Fragmento elegido>
┏━━

El Partido Acción Nacional (PAN) llevó a cabo su asamblea ordinaria con al menos dos ejes centrales: la exigencia de paz al gobierno federal y la discusión sobre la violencia ocurrida durante la marcha de la “Generación Z” el pasado 15 de noviembre.
El presidente del partido, Jorge Romero, destacó que este encuentro también tenía como propósito la renovación del Consejo Nacional para los próximos tres años, además de un debate sobre posibles reformas a los estatutos del partido. Durante su intervención, Romero hizo hincapié en la creciente inseguridad en el país y subrayó la necesidad de que la militancia se uniera para «alzar la voz por México».
En sus declaraciones, insistió en que México merece recuperar la paz, afirmando que «hoy vivimos en un país donde lamentablemente la violencia impera», y advirtió que esta problemática no se limita al enfrentamiento entre grupos delictivos.

┗━━

Copia completo, sin cambiar nada, el texto sobre la asamblea del PAN. Las filas no hacen falta aquí.

Conjunto de filas>
┏━━

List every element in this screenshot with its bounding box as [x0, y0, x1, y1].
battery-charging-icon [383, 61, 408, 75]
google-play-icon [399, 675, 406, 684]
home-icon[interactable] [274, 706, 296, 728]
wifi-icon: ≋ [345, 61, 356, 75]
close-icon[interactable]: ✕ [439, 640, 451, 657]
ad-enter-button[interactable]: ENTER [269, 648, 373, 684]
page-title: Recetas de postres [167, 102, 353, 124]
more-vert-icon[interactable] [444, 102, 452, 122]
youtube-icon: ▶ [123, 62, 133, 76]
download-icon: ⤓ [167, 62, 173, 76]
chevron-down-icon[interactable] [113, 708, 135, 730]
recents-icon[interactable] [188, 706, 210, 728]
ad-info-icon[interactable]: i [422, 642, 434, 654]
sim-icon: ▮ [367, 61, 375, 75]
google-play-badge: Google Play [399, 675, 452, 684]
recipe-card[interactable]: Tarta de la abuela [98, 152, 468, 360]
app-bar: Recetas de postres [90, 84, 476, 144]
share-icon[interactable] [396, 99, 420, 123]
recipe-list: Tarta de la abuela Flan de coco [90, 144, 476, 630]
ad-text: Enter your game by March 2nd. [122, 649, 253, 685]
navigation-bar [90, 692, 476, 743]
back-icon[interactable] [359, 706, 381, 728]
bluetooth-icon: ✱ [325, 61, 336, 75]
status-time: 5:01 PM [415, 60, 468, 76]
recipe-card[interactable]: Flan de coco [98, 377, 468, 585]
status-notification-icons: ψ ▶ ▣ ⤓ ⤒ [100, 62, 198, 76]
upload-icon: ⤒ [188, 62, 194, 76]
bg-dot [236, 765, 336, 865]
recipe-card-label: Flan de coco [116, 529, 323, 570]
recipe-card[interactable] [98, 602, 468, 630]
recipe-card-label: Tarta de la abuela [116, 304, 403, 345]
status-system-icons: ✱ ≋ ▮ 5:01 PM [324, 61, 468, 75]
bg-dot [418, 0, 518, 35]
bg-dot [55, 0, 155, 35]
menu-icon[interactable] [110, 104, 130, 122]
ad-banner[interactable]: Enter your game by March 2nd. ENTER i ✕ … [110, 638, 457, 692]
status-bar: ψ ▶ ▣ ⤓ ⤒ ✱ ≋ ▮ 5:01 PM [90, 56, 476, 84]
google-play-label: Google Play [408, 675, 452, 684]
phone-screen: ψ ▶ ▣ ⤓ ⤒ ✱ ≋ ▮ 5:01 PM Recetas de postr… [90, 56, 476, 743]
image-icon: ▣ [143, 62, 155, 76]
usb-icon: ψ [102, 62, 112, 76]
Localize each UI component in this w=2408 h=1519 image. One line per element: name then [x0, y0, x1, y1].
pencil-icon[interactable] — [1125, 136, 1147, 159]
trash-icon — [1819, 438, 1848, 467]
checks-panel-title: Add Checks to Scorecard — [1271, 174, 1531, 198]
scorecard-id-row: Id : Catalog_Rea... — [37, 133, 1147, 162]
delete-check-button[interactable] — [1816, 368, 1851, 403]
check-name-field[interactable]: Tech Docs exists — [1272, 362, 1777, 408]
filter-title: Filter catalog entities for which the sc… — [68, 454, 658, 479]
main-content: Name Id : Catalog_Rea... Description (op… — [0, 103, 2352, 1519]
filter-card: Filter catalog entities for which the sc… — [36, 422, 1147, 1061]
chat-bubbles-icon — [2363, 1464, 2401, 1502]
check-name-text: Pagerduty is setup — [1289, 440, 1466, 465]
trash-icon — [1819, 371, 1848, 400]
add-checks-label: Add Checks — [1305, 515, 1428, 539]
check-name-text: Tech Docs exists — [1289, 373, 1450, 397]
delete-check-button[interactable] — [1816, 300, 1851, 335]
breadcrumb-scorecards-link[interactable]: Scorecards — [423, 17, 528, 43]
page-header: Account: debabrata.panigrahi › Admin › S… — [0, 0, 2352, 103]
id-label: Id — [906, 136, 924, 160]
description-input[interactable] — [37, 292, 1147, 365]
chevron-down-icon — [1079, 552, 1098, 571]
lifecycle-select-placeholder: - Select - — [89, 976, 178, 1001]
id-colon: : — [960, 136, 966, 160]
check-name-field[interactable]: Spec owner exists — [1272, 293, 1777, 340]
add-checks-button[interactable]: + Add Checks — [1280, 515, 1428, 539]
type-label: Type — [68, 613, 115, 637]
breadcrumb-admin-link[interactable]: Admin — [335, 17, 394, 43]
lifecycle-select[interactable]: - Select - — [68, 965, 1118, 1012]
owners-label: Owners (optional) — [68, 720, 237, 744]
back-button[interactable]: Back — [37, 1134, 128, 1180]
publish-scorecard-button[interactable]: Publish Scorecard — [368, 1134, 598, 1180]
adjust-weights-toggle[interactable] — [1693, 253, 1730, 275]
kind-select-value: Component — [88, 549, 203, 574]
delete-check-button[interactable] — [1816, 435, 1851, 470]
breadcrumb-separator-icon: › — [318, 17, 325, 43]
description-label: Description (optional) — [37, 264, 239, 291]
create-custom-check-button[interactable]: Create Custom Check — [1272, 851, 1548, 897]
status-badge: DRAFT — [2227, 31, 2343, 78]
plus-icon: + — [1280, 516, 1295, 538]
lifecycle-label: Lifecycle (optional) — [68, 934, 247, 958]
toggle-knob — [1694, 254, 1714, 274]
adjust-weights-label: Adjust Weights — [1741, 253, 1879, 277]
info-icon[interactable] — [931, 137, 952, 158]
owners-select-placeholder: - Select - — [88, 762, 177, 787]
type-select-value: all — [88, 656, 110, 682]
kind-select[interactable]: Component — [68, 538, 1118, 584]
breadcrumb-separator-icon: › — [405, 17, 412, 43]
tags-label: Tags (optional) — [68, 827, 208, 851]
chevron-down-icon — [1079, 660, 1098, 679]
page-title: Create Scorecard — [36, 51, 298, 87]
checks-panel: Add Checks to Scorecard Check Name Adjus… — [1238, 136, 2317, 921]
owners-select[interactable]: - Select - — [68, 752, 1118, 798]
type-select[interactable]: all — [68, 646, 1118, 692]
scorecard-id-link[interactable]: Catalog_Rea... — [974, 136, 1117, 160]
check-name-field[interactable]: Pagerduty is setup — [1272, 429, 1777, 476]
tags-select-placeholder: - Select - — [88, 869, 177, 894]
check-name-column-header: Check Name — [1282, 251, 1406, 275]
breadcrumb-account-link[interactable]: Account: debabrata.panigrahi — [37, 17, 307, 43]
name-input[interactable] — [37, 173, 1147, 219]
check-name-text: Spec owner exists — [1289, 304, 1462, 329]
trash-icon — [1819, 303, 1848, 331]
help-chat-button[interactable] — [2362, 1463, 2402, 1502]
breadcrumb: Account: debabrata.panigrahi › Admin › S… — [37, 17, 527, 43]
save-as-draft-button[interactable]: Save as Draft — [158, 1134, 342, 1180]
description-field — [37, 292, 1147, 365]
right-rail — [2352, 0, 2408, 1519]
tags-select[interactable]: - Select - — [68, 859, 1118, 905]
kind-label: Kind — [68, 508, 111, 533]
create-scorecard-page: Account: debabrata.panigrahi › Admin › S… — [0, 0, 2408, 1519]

┗━━

Tarea resuelta>
El Partido Acción Nacional (PAN) llevó a cabo su asamblea ordinaria con al menos dos ejes centrales: la exigencia de paz al gobierno federal y la discusión sobre la violencia ocurrida durante la marcha de la “Generación Z” el pasado 15 de noviembre.
El presidente del partido, Jorge Romero, destacó que este encuentro también tenía como propósito la renovación del Consejo Nacional para los próximos tres años, además de un debate sobre posibles reformas a los estatutos del partido. Durante su intervención, Romero hizo hincapié en la creciente inseguridad en el país y subrayó la necesidad de que la militancia se uniera para «alzar la voz por México».
En sus declaraciones, insistió en que México merece recuperar la paz, afirmando que «hoy vivimos en un país donde lamentablemente la violencia impera», y advirtió que esta problemática no se limita al enfrentamiento entre grupos delictivos.